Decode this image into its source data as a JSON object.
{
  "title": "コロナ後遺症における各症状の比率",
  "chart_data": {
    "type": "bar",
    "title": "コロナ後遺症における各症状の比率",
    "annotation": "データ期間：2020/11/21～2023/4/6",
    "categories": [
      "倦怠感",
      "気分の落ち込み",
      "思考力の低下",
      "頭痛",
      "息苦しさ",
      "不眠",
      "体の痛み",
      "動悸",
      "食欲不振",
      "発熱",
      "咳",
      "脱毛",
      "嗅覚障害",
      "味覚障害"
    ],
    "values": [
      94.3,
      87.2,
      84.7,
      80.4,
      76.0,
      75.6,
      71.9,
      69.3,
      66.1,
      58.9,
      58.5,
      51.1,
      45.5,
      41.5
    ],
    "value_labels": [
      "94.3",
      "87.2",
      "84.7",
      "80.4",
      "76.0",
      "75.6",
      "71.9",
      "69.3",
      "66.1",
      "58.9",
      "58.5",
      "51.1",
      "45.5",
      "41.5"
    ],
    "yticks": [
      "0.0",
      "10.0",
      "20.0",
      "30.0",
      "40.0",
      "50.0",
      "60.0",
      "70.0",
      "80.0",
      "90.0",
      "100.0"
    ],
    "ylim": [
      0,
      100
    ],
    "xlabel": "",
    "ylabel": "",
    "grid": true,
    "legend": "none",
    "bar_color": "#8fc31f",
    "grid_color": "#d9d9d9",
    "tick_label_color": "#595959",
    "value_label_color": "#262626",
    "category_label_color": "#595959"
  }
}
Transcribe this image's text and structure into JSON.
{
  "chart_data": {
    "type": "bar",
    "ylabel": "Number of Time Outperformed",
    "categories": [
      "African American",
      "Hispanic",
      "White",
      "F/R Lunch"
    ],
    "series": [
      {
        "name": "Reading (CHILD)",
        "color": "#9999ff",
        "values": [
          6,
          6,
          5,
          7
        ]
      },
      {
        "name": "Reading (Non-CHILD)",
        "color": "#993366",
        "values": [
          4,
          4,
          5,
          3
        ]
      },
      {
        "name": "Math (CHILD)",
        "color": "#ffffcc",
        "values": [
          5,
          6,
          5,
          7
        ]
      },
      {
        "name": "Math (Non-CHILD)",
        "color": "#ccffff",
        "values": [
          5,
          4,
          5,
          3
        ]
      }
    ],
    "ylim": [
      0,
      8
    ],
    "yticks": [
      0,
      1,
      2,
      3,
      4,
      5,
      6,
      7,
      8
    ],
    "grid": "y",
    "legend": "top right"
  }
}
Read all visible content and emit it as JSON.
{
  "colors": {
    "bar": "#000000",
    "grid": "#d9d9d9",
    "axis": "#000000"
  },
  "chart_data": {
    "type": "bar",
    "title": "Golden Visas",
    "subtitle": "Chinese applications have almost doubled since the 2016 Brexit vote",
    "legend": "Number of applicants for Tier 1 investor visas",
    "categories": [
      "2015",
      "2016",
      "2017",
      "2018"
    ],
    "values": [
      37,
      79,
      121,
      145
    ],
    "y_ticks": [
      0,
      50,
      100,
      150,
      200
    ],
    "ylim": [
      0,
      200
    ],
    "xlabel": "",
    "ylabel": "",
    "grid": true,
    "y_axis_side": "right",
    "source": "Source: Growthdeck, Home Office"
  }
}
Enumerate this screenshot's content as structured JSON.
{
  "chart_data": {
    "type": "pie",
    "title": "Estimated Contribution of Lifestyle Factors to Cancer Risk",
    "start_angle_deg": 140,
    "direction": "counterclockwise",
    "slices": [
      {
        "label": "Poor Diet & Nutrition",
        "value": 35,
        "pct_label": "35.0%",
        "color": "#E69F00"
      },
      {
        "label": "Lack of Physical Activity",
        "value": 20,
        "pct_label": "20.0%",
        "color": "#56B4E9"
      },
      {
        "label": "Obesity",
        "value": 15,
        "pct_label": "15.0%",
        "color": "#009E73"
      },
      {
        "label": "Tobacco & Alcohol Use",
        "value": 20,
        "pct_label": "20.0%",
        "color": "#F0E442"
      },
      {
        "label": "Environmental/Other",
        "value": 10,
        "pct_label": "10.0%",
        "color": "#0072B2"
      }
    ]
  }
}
_ _ _ _ _
◆ STATED TASK: Each line of the listing should be echoed back exactly.

◆ RESPONSE TO THIS EXERCISE:
Decode this image into its source data as a JSON object.
{
  "title": "コロナ後遺症における各症状の比率",
  "chart_data": {
    "type": "bar",
    "title": "コロナ後遺症における各症状の比率",
    "annotation": "データ期間：2020/11/21～2023/4/6",
    "categories": [
      "倦怠感",
      "気分の落ち込み",
      "思考力の低下",
      "頭痛",
      "息苦しさ",
      "不眠",
      "体の痛み",
      "動悸",
      "食欲不振",
      "発熱",
      "咳",
      "脱毛",
      "嗅覚障害",
      "味覚障害"
    ],
    "values": [
      94.3,
      87.2,
      84.7,
      80.4,
      76.0,
      75.6,
      71.9,
      69.3,
      66.1,
      58.9,
      58.5,
      51.1,
      45.5,
      41.5
    ],
    "value_labels": [
      "94.3",
      "87.2",
      "84.7",
      "80.4",
      "76.0",
      "75.6",
      "71.9",
      "69.3",
      "66.1",
      "58.9",
      "58.5",
      "51.1",
      "45.5",
      "41.5"
    ],
    "yticks": [
      "0.0",
      "10.0",
      "20.0",
      "30.0",
      "40.0",
      "50.0",
      "60.0",
      "70.0",
      "80.0",
      "90.0",
      "100.0"
    ],
    "ylim": [
      0,
      100
    ],
    "xlabel": "",
    "ylabel": "",
    "grid": true,
    "legend": "none",
    "bar_color": "#8fc31f",
    "grid_color": "#d9d9d9",
    "tick_label_color": "#595959",
    "value_label_color": "#262626",
    "category_label_color": "#595959"
  }
}
Transcribe this image's text and structure into JSON.
{
  "chart_data": {
    "type": "bar",
    "ylabel": "Number of Time Outperformed",
    "categories": [
      "African American",
      "Hispanic",
      "White",
      "F/R Lunch"
    ],
    "series": [
      {
        "name": "Reading (CHILD)",
        "color": "#9999ff",
        "values": [
          6,
          6,
          5,
          7
        ]
      },
      {
        "name": "Reading (Non-CHILD)",
        "color": "#993366",
        "values": [
          4,
          4,
          5,
          3
        ]
      },
      {
        "name": "Math (CHILD)",
        "color": "#ffffcc",
        "values": [
          5,
          6,
          5,
          7
        ]
      },
      {
        "name": "Math (Non-CHILD)",
        "color": "#ccffff",
        "values": [
          5,
          4,
          5,
          3
        ]
      }
    ],
    "ylim": [
      0,
      8
    ],
    "yticks": [
      0,
      1,
      2,
      3,
      4,
      5,
      6,
      7,
      8
    ],
    "grid": "y",
    "legend": "top right"
  }
}
Read all visible content and emit it as JSON.
{
  "colors": {
    "bar": "#000000",
    "grid": "#d9d9d9",
    "axis": "#000000"
  },
  "chart_data": {
    "type": "bar",
    "title": "Golden Visas",
    "subtitle": "Chinese applications have almost doubled since the 2016 Brexit vote",
    "legend": "Number of applicants for Tier 1 investor visas",
    "categories": [
      "2015",
      "2016",
      "2017",
      "2018"
    ],
    "values": [
      37,
      79,
      121,
      145
    ],
    "y_ticks": [
      0,
      50,
      100,
      150,
      200
    ],
    "ylim": [
      0,
      200
    ],
    "xlabel": "",
    "ylabel": "",
    "grid": true,
    "y_axis_side": "right",
    "source": "Source: Growthdeck, Home Office"
  }
}
Enumerate this screenshot's content as structured JSON.
{
  "chart_data": {
    "type": "pie",
    "title": "Estimated Contribution of Lifestyle Factors to Cancer Risk",
    "start_angle_deg": 140,
    "direction": "counterclockwise",
    "slices": [
      {
        "label": "Poor Diet & Nutrition",
        "value": 35,
        "pct_label": "35.0%",
        "color": "#E69F00"
      },
      {
        "label": "Lack of Physical Activity",
        "value": 20,
        "pct_label": "20.0%",
        "color": "#56B4E9"
      },
      {
        "label": "Obesity",
        "value": 15,
        "pct_label": "15.0%",
        "color": "#009E73"
      },
      {
        "label": "Tobacco & Alcohol Use",
        "value": 20,
        "pct_label": "20.0%",
        "color": "#F0E442"
      },
      {
        "label": "Environmental/Other",
        "value": 10,
        "pct_label": "10.0%",
        "color": "#0072B2"
      }
    ]
  }
}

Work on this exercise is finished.